═══ Data provided

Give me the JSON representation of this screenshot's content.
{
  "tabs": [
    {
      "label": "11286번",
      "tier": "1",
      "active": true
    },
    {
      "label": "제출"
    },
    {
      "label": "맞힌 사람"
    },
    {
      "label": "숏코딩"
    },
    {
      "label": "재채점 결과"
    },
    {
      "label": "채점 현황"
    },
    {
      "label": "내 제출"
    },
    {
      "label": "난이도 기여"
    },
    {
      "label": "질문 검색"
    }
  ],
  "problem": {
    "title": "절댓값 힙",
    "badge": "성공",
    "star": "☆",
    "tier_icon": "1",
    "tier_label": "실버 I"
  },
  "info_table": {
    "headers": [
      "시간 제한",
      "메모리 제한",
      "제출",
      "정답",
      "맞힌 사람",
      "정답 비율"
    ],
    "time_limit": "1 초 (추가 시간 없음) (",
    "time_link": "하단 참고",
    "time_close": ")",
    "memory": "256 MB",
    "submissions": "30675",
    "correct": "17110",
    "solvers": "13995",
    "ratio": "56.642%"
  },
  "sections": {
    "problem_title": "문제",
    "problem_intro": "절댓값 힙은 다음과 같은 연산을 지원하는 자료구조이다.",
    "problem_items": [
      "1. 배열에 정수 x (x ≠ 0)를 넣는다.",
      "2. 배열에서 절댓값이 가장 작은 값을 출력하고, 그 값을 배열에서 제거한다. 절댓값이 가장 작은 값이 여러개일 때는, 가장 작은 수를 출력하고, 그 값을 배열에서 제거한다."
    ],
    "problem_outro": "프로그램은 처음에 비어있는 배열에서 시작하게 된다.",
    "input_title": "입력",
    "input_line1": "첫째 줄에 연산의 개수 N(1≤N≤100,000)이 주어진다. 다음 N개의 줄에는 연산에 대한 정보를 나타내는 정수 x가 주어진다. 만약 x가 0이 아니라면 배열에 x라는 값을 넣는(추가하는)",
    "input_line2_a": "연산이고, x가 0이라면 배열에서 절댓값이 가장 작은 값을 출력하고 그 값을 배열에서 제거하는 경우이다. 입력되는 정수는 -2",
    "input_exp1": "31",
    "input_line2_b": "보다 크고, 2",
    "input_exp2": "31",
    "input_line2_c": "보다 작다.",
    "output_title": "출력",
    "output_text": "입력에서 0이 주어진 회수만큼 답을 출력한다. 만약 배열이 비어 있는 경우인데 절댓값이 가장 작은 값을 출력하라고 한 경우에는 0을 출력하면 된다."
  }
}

══════

All lines in the data that contain the word "배열에서" should be copied.

Task response:
      "2. 배열에서 절댓값이 가장 작은 값을 출력하고, 그 값을 배열에서 제거한다. 절댓값이 가장 작은 값이 여러개일 때는, 가장 작은 수를 출력하고, 그 값을 배열에서 제거한다."
    "problem_outro": "프로그램은 처음에 비어있는 배열에서 시작하게 된다.",
    "input_line2_a": "연산이고, x가 0이라면 배열에서 절댓값이 가장 작은 값을 출력하고 그 값을 배열에서 제거하는 경우이다. 입력되는 정수는 -2",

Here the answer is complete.